Alinhado ao marco legal, CTR de Foz do Iguaçu antecipa e mantém metas nacionais de gestão de resíduos

Operação conduzida pela Vital Engenharia no município serve como referência técnica frente às exigências federais de encerramento de lixões e universalização do saneamento.

Redação Almanaque Futuro

A promulgação do Novo Marco Legal do Saneamento Básico no Brasil estabeleceu prazos rígidos e critérios de alta complexidade técnica para que os municípios brasileiros se adequassem à destinação ambientalmente adequada de seus resíduos sólidos. Enquanto grande parte das cidades das regiões Sul e Sudeste ainda enfrenta dificuldades jurídicas e financeiras para encerrar lixões a céu aberto e implantar aterros sanitários controlados, o município de Foz do Iguaçu apresenta um cenário de estabilidade operacional. O Centro de Tratamento de Resíduos (CTR) da cidade, sob a responsabilidade técnica e operacional da Vital Engenharia, consolida-se como um modelo de cumprimento antecipado das diretrizes federais de saneamento.

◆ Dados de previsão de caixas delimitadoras
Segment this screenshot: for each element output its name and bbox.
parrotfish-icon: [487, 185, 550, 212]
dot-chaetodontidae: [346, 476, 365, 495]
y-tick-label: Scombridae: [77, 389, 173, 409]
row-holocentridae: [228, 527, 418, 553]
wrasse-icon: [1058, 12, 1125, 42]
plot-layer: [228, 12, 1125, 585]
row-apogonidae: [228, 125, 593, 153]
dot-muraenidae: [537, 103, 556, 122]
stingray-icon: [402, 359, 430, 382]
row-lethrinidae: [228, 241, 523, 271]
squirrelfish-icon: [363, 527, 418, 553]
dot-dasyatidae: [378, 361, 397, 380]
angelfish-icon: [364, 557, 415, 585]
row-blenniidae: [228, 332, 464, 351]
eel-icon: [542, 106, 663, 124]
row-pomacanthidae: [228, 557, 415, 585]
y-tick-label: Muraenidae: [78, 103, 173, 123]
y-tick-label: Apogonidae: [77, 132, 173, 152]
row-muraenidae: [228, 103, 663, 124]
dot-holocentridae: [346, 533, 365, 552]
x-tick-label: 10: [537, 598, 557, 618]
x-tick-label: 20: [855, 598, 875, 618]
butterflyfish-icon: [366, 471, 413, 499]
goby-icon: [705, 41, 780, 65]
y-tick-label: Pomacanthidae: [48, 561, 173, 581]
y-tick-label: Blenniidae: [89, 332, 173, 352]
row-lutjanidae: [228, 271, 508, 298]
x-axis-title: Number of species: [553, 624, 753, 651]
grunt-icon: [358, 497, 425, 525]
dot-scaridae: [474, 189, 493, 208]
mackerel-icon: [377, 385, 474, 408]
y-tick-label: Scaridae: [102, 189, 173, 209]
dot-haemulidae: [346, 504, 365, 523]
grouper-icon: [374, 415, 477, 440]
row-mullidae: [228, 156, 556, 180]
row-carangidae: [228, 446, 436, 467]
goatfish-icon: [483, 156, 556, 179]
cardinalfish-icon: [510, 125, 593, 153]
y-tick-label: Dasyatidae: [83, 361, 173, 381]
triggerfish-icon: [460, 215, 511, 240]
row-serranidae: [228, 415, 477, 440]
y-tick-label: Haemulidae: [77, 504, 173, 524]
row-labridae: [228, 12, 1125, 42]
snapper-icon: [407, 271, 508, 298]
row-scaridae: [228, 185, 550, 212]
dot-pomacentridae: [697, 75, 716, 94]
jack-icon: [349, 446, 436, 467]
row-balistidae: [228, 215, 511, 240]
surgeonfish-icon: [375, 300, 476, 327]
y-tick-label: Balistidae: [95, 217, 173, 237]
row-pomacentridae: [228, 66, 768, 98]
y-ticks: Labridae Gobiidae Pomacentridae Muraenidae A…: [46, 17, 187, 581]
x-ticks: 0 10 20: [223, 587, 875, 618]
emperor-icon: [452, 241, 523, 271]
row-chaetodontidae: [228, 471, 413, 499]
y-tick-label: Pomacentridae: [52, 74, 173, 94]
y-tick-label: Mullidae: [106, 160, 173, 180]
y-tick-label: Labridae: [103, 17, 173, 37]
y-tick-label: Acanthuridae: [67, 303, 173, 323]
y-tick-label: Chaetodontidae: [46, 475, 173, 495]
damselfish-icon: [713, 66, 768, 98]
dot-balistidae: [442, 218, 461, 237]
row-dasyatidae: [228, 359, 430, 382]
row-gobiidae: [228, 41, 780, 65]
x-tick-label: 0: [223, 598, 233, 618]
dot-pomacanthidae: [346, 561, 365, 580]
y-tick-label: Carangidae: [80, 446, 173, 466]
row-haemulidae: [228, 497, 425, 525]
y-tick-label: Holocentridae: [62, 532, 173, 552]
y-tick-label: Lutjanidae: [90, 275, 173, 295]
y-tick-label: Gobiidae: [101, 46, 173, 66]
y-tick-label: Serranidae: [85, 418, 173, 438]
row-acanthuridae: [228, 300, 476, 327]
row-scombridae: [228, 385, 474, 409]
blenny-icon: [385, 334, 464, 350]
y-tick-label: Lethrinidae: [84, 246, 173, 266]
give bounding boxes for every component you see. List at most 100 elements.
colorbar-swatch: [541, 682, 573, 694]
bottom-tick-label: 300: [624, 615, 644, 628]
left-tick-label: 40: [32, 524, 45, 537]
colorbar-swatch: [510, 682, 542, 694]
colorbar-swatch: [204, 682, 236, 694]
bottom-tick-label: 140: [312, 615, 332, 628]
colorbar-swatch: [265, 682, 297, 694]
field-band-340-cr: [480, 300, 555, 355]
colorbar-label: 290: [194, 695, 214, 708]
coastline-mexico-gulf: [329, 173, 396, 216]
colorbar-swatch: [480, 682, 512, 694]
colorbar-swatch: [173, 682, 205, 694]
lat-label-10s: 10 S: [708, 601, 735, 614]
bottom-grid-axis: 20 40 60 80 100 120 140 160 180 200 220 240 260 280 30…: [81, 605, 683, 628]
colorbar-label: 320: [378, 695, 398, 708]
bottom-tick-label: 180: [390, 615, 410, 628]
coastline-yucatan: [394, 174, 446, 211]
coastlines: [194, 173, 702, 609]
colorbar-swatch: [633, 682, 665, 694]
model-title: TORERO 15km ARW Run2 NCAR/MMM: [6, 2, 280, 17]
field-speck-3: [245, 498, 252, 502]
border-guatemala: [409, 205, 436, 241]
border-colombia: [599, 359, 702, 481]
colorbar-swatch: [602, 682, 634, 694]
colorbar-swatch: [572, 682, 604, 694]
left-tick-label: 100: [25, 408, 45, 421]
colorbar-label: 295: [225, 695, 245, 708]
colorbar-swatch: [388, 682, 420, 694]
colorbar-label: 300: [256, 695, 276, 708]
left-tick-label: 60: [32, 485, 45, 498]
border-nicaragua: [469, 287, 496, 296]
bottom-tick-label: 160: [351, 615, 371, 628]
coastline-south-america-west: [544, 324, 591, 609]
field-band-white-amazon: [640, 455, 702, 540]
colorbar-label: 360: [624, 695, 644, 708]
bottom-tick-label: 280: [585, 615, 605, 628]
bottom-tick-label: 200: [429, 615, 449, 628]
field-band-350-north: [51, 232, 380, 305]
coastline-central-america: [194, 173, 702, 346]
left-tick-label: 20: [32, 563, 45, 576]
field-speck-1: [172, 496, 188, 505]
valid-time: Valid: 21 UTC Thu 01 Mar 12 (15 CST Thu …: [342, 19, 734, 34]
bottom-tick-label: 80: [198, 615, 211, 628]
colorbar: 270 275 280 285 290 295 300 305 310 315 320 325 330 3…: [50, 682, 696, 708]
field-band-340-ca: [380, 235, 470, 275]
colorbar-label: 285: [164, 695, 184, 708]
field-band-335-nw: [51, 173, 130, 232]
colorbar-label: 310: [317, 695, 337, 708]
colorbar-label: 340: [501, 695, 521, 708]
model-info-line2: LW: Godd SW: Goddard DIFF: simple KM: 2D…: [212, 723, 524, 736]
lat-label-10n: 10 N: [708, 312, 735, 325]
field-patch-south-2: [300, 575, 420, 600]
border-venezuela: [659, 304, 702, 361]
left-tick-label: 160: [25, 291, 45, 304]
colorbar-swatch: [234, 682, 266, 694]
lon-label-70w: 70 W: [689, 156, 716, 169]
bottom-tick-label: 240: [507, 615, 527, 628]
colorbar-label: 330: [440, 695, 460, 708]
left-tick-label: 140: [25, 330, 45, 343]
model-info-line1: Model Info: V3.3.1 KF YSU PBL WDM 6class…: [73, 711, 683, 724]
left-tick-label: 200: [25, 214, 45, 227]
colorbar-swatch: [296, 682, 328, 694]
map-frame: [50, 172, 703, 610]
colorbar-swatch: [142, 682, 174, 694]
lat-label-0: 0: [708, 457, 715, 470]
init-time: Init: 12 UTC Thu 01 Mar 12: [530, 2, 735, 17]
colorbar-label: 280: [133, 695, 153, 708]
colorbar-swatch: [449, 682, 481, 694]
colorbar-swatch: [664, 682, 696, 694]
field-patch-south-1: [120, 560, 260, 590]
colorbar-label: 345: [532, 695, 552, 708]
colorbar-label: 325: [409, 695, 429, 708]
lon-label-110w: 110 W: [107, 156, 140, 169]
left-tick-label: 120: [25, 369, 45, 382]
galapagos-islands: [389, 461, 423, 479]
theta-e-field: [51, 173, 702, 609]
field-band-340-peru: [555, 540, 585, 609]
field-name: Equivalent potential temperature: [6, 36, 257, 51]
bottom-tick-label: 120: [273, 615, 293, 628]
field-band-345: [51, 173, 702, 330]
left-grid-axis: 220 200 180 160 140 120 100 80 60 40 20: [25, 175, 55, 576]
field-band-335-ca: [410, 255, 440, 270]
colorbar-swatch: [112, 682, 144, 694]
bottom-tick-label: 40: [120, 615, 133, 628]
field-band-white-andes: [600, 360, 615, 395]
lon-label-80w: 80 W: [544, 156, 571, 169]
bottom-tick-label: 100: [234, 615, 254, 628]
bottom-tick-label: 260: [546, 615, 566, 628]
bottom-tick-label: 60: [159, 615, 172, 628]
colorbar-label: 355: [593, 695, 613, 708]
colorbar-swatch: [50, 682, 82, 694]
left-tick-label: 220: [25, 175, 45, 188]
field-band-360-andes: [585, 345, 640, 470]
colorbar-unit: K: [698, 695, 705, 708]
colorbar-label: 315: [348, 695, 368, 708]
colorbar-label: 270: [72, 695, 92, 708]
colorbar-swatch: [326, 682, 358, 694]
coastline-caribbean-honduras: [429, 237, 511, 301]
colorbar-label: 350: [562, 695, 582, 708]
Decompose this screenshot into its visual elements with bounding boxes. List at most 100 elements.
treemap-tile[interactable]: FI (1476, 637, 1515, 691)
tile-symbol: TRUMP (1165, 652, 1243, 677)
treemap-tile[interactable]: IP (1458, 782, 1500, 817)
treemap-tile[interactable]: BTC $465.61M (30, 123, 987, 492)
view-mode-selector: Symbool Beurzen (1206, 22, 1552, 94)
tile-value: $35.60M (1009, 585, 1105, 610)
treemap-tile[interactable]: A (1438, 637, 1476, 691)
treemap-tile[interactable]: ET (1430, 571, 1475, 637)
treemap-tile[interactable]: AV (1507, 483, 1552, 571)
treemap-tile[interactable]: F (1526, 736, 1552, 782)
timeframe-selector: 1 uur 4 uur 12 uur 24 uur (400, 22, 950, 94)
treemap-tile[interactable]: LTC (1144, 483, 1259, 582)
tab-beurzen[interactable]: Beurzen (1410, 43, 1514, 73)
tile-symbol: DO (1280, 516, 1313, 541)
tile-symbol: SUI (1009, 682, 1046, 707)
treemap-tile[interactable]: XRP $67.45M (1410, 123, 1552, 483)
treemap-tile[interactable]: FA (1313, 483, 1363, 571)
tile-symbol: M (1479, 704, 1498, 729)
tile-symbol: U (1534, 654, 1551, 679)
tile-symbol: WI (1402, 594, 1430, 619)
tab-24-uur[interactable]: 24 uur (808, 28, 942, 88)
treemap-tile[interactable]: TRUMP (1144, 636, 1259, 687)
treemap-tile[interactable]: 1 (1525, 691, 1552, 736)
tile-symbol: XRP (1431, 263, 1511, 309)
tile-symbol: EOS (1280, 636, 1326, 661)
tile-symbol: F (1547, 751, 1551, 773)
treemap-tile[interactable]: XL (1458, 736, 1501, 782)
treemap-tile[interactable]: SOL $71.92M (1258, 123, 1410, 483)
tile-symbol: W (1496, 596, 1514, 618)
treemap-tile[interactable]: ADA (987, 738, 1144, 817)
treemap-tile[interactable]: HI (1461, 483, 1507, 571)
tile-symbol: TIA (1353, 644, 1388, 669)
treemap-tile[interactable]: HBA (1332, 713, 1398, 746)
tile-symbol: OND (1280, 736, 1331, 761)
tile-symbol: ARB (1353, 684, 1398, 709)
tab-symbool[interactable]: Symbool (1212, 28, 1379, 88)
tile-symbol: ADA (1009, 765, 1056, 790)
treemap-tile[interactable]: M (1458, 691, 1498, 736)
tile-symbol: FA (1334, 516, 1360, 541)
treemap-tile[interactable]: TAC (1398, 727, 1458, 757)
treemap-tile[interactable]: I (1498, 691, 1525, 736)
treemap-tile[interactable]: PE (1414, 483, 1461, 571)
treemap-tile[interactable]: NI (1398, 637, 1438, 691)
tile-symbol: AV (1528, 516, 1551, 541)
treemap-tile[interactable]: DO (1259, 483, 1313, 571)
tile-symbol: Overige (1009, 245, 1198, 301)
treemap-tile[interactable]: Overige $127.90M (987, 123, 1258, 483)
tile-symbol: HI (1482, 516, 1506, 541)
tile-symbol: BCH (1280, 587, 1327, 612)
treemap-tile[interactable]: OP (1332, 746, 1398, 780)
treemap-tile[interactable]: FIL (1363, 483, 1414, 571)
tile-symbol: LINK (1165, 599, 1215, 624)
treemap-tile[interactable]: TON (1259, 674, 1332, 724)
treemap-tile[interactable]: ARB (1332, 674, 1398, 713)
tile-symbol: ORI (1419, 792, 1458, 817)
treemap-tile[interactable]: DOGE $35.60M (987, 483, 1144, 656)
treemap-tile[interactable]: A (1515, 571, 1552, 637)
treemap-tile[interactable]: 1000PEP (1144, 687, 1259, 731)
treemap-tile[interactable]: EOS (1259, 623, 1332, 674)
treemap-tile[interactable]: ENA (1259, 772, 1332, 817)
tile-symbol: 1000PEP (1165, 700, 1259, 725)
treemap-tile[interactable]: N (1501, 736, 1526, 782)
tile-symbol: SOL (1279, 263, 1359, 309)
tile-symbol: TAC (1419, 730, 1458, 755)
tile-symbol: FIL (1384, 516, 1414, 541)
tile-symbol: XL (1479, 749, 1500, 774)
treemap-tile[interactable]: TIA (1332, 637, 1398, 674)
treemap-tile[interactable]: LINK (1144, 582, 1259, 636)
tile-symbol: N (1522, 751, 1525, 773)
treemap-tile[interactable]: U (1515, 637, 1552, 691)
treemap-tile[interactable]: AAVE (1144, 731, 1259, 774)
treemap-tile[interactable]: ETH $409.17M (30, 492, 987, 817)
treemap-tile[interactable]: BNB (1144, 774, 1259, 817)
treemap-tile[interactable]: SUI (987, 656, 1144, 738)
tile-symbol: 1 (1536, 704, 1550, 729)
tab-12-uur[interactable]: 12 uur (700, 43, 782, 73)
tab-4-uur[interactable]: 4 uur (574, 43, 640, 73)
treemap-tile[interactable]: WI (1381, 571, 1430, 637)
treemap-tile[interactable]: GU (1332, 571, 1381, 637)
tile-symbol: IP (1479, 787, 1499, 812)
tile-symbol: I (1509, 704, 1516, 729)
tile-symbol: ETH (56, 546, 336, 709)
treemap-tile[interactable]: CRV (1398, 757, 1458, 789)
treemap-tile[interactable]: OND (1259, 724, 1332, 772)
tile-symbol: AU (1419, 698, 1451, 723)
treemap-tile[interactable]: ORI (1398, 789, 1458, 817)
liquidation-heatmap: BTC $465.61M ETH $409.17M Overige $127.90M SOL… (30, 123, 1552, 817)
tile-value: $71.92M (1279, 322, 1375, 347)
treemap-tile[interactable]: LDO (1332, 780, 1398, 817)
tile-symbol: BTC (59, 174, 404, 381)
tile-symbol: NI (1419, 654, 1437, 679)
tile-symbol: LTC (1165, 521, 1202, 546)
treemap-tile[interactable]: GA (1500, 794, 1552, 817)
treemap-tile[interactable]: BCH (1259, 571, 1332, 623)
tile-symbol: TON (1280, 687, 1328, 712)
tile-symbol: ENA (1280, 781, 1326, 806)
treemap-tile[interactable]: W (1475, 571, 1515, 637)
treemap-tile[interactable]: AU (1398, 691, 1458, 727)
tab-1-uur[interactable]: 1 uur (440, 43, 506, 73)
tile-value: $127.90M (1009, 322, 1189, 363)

◆ CONJUNTO DE TAREFAS
A. Reescreva o trecho do texto sobre o CTR de Foz do Iguaçu de "A promulgação do" até "federais de saneamento.", inclusive, trocando "aterros sanitários controlados" por "aterros sanitários licenciados".
B. Indique se cada afirmação concorda com o texto sobre o CTR de Foz do Iguaçu, respondendo sim ou não e citando as palavras do texto que decidem: (i) o CTR da cidade está sob a responsabilidade da Vital Engenharia; (ii) todas as cidades das regiões Sul e Sudeste já encerraram seus lixões; (iii) o Novo Marco Legal do Saneamento Básico fixou prazos flexíveis.
C. Segundo o texto sobre o CTR de Foz do Iguaçu, que cenário o município de Foz do Iguaçu apresenta?
Os registros não têm relação com o texto.

◆ RESPOSTAS POR TAREFA
A.
A promulgação do Novo Marco Legal do Saneamento Básico no Brasil estabeleceu prazos rígidos e critérios de alta complexidade técnica para que os municípios brasileiros se adequassem à destinação ambientalmente adequada de seus resíduos sólidos. Enquanto grande parte das cidades das regiões Sul e Sudeste ainda enfrenta dificuldades jurídicas e financeiras para encerrar lixões a céu aberto e implantar aterros sanitários licenciados, o município de Foz do Iguaçu apresenta um cenário de estabilidade operacional. O Centro de Tratamento de Resíduos (CTR) da cidade, sob a responsabilidade técnica e operacional da Vital Engenharia, consolida-se como um modelo de cumprimento antecipado das diretrizes federais de saneamento.

B.
(i) Sim: "sob a responsabilidade técnica e operacional da Vital Engenharia".
(ii) Não: "grande parte das cidades das regiões Sul e Sudeste ainda enfrenta dificuldades jurídicas e financeiras para encerrar lixões a céu aberto".
(iii) Não: "estabeleceu prazos rígidos".

C. Um cenário de estabilidade operacional.